Word for word, quote the lines from the one containing "Give me a plain-text" to the end of the entries below, including both. Leave pictures out.

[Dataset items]
★ ★ ★

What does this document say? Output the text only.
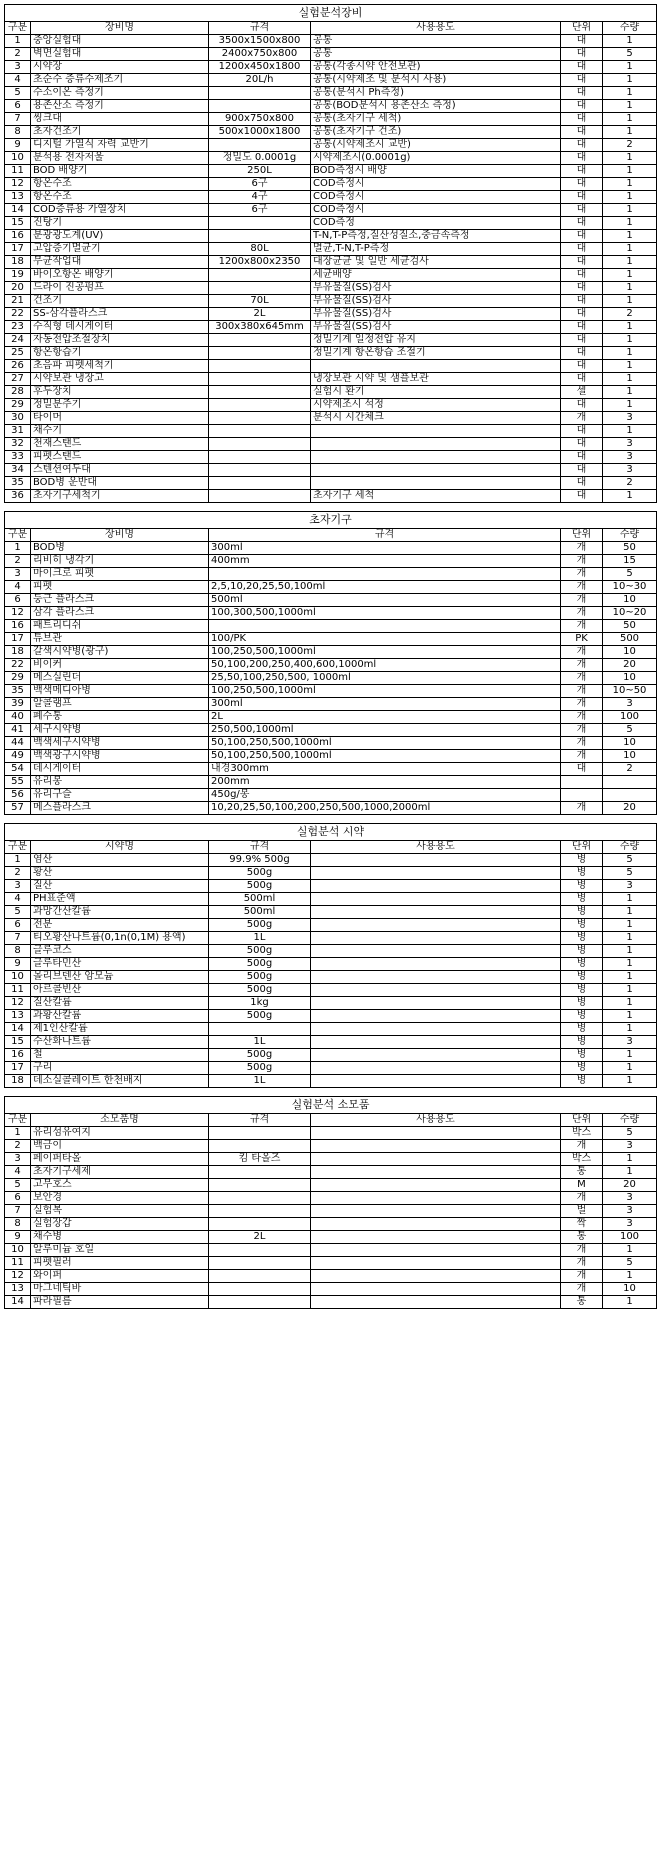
실험분석장비					
구분	장비명	규격	사용용도	단위	수량
1	중앙실험대	3500x1500x800	공통	대	1
2	벽면실험대	2400x750x800	공통	대	5
3	시약장	1200x450x1800	공통(각종시약 안전보관)	대	1
4	초순수 증류수제조기	20L/h	공통(시약제조 및 분석시 사용)	대	1
5	수소이온 측정기		공통(분석시 Ph측정)	대	1
6	용존산소 측정기		공통(BOD분석시 용존산소 측정)	대	1
7	씽크대	900x750x800	공통(초자기구 세척)	대	1
8	초자건조기	500x1000x1800	공통(초자기구 건조)	대	1
9	디지털 가열식 자력 교반기		공통(시약제조시 교반)	대	2
10	분석용 전자저울	정밀도 0.0001g	시약제조시(0.0001g)	대	1
11	BOD 배양기	250L	BOD측정시 배양	대	1
12	항온수조	6구	COD측정시	대	1
13	항온수조	4구	COD측정시	대	1
14	COD증류용 가열장치	6구	COD측정시	대	1
15	진탕기		COD측정	대	1
16	분광광도계(UV)		T-N,T-P측정,질산성질소,중금속측정	대	1
17	고압증기멸균기	80L	멸균,T-N,T-P측정	대	1
18	무균작업대	1200x800x2350	대장균균 및 일반 세균검사	대	1
19	바이오항온 배양기		세균배양	대	1
20	드라이 진공펌프		부유물질(SS)검사	대	1
21	건조기	70L	부유물질(SS)검사	대	1
22	SS-삼각플라스크	2L	부유물질(SS)검사	대	2
23	수직형 데시게이터	300x380x645mm	부유물질(SS)검사	대	1
24	자동전압조절장치		정밀기계 일정전압 유지	대	1
25	항온항습기		정밀기계 항온항습 조절기	대	1
26	초음파 피펫세척기			대	1
27	시약보관 냉장고		냉장보관 시약 및 샘플보관	대	1
28	후두장치		실험시 환기	셀	1
29	정밀분주기		시약제조시 석정	대	1
30	타이머		분석시 시간체크	개	3
31	채수기			대	1
32	천재스탠드			대	3
33	피펫스탠드			대	3
34	스텐션여두대			대	3
35	BOD병 운반대			대	2
36	초자기구세척기		초자기구 세척	대	1
초자기구				
구분	장비명	규격	단위	수량
1	BOD병	300ml	개	50
2	리비히 냉각기	400mm	개	15
3	마이크로 피펫		개	5
4	피펫	2,5,10,20,25,50,100ml	개	10~30
6	둥근 플라스크	500ml	개	10
12	삼각 플라스크	100,300,500,1000ml	개	10~20
16	패트리디쉬		개	50
17	튜브관	100/PK	PK	500
18	갈색시약병(광구)	100,250,500,1000ml	개	10
22	비이커	50,100,200,250,400,600,1000ml	개	20
29	메스실린더	25,50,100,250,500, 1000ml	개	10
35	백색메디아병	100,250,500,1000ml	개	10~50
39	알콜램프	300ml	개	3
40	폐수통	2L	개	100
41	세구시약병	250,500,1000ml	개	5
44	백색세구시약병	50,100,250,500,1000ml	개	10
49	백색광구시약병	50,100,250,500,1000ml	개	10
54	데시게이터	내경300mm	대	2
55	유리봉	200mm		
56	유리구슬	450g/봉		
57	메스플라스크	10,20,25,50,100,200,250,500,1000,2000ml	개	20
실험분석 시약					
구분	시약명	규격	사용용도	단위	수량
1	염산	99.9% 500g		병	5
2	황산	500g		병	5
3	질산	500g		병	3
4	PH표준액	500ml		병	1
5	과망간산칼륨	500ml		병	1
6	전분	500g		병	1
7	티오황산나트륨(0,1n(0,1M) 용액)	1L		병	1
8	글루코스	500g		병	1
9	글루타민산	500g		병	1
10	몰리브덴산 암모늄	500g		병	1
11	아르콜빈산	500g		병	1
12	질산칼륨	1kg		병	1
13	과황산칼륨	500g		병	1
14	제1인산칼륨			병	1
15	수산화나트륨	1L		병	3
16	철	500g		병	1
17	구리	500g		병	1
18	데소실콜레이트 한천배지	1L		병	1
실험분석 소모품					
구분	소모품명	규격	사용용도	단위	수량
1	유리섬유여지			박스	5
2	백금이			개	3
3	페이퍼타올	킴 타올즈		박스	1
4	초자기구세제			통	1
5	고무호스			M	20
6	보안경			개	3
7	실험복			벌	3
8	실험장갑			짝	3
9	채수병	2L		통	100
10	알루미늄 호일			개	1
11	피펫필러			개	5
12	와이퍼			개	1
13	마그네틱바			개	10
14	파라필름			통	1
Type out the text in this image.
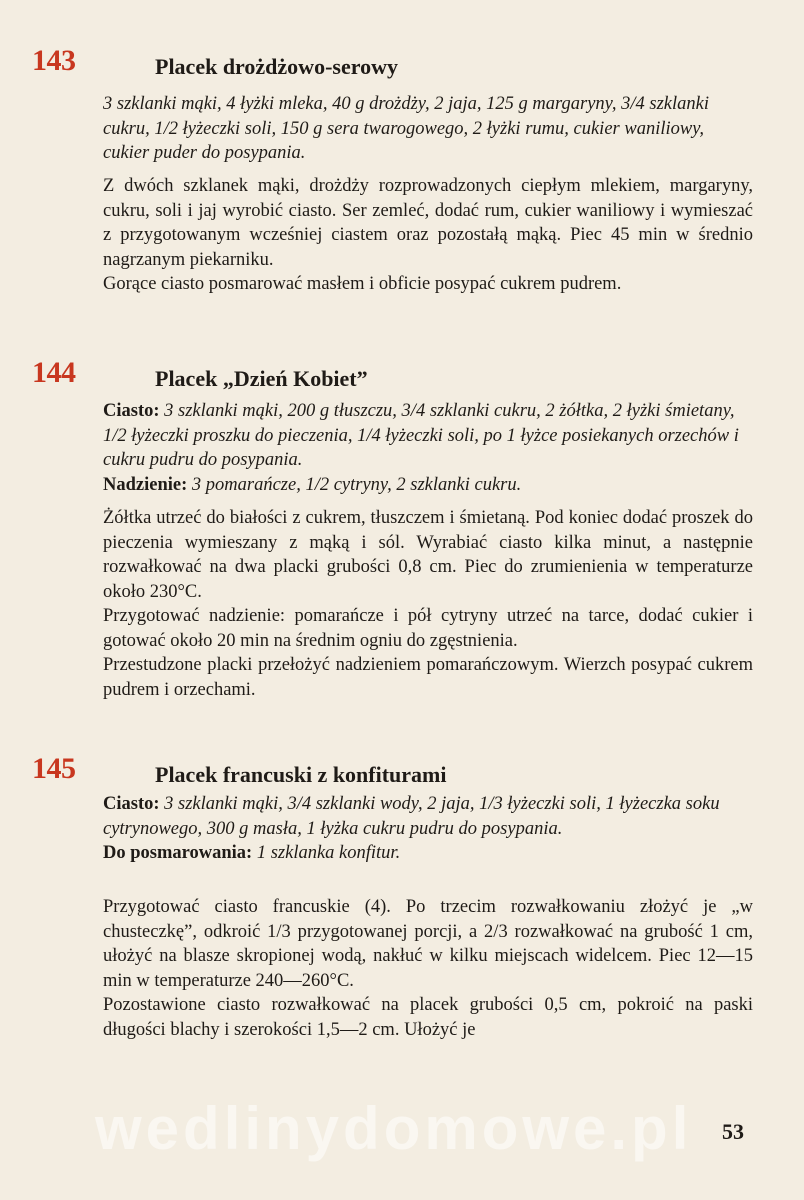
143	Placek drożdżowo-serowy
3 szklanki mąki, 4 łyżki mleka, 40 g drożdży, 2 jaja, 125 g margaryny, 3/4 szklanki cukru, 1/2 łyżeczki soli, 150 g sera twarogowego, 2 łyżki rumu, cukier waniliowy, cukier puder do posypania.

Z dwóch szklanek mąki, drożdży rozprowadzonych ciepłym mlekiem, margaryny, cukru, soli i jaj wyrobić ciasto. Ser zemleć, dodać rum, cukier waniliowy i wymieszać z przygotowanym wcześniej ciastem oraz pozostałą mąką. Piec 45 min w średnio nagrzanym piekarniku.

Gorące ciasto posmarować masłem i obficie posypać cukrem pudrem.

144	Placek „Dzień Kobiet”
Ciasto: 3 szklanki mąki, 200 g tłuszczu, 3/4 szklanki cukru, 2 żółtka, 2 łyżki śmietany, 1/2 łyżeczki proszku do pieczenia, 1/4 łyżeczki soli, po 1 łyżce posiekanych orzechów i cukru pudru do posypania.
Nadzienie: 3 pomarańcze, 1/2 cytryny, 2 szklanki cukru.

Żółtka utrzeć do białości z cukrem, tłuszczem i śmietaną. Pod koniec dodać proszek do pieczenia wymieszany z mąką i sól. Wyrabiać ciasto kilka minut, a następnie rozwałkować na dwa placki grubości 0,8 cm. Piec do zrumienienia w temperaturze około 230°C.

Przygotować nadzienie: pomarańcze i pół cytryny utrzeć na tarce, dodać cukier i gotować około 20 min na średnim ogniu do zgęstnienia.

Przestudzone placki przełożyć nadzieniem pomarańczowym. Wierzch posypać cukrem pudrem i orzechami.

145	Placek francuski z konfiturami
Ciasto: 3 szklanki mąki, 3/4 szklanki wody, 2 jaja, 1/3 łyżeczki soli, 1 łyżeczka soku cytrynowego, 300 g masła, 1 łyżka cukru pudru do posypania.
Do posmarowania: 1 szklanka konfitur.

Przygotować ciasto francuskie (4). Po trzecim rozwałkowaniu złożyć je „w chusteczkę”, odkroić 1/3 przygotowanej porcji, a 2/3 rozwałkować na grubość 1 cm, ułożyć na blasze skropionej wodą, nakłuć w kilku miejscach widelcem. Piec 12—15 min w temperaturze 240—260°C.

Pozostawione ciasto rozwałkować na placek grubości 0,5 cm, pokroić na paski długości blachy i szerokości 1,5—2 cm. Ułożyć je

wedlinydomowe.pl 53
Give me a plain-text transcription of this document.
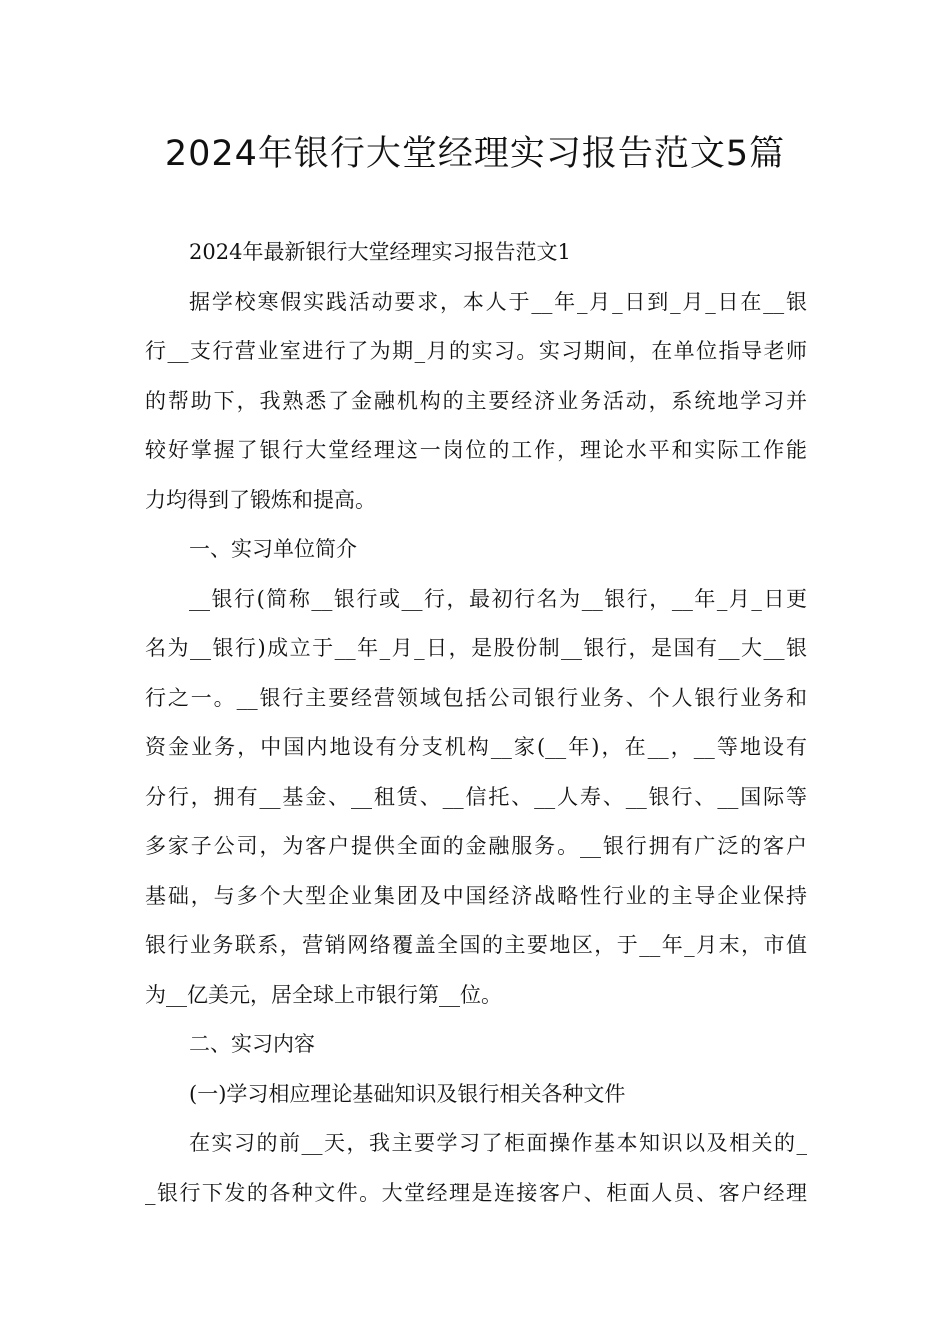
2024年银行大堂经理实习报告范文5篇
2024年最新银行大堂经理实习报告范文1
据学校寒假实践活动要求，本人于__年_月_日到_月_日在__银
行__支行营业室进行了为期_月的实习。实习期间，在单位指导老师
的帮助下，我熟悉了金融机构的主要经济业务活动，系统地学习并
较好掌握了银行大堂经理这一岗位的工作，理论水平和实际工作能
力均得到了锻炼和提高。
一、实习单位简介
__银行(简称__银行或__行，最初行名为__银行，__年_月_日更
名为__银行)成立于__年_月_日，是股份制__银行，是国有__大__银
行之一。__银行主要经营领域包括公司银行业务、个人银行业务和
资金业务，中国内地设有分支机构__家(__年)，在__，__等地设有
分行，拥有__基金、__租赁、__信托、__人寿、__银行、__国际等
多家子公司，为客户提供全面的金融服务。__银行拥有广泛的客户
基础，与多个大型企业集团及中国经济战略性行业的主导企业保持
银行业务联系，营销网络覆盖全国的主要地区，于__年_月末，市值
为__亿美元，居全球上市银行第__位。
二、实习内容
(一)学习相应理论基础知识及银行相关各种文件
在实习的前__天，我主要学习了柜面操作基本知识以及相关的_
_银行下发的各种文件。大堂经理是连接客户、柜面人员、客户经理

★ ★ ★

## Exercise output
Give me a plain-text transcription of this document.
2024年银行大堂经理实习报告范文5篇
2024年最新银行大堂经理实习报告范文1
据学校寒假实践活动要求，本人于__年_月_日到_月_日在__银
行__支行营业室进行了为期_月的实习。实习期间，在单位指导老师
的帮助下，我熟悉了金融机构的主要经济业务活动，系统地学习并
较好掌握了银行大堂经理这一岗位的工作，理论水平和实际工作能
力均得到了锻炼和提高。
一、实习单位简介
__银行(简称__银行或__行，最初行名为__银行，__年_月_日更
名为__银行)成立于__年_月_日，是股份制__银行，是国有__大__银
行之一。__银行主要经营领域包括公司银行业务、个人银行业务和
资金业务，中国内地设有分支机构__家(__年)，在__，__等地设有
分行，拥有__基金、__租赁、__信托、__人寿、__银行、__国际等
多家子公司，为客户提供全面的金融服务。__银行拥有广泛的客户
基础，与多个大型企业集团及中国经济战略性行业的主导企业保持
银行业务联系，营销网络覆盖全国的主要地区，于__年_月末，市值
为__亿美元，居全球上市银行第__位。
二、实习内容
(一)学习相应理论基础知识及银行相关各种文件
在实习的前__天，我主要学习了柜面操作基本知识以及相关的_
_银行下发的各种文件。大堂经理是连接客户、柜面人员、客户经理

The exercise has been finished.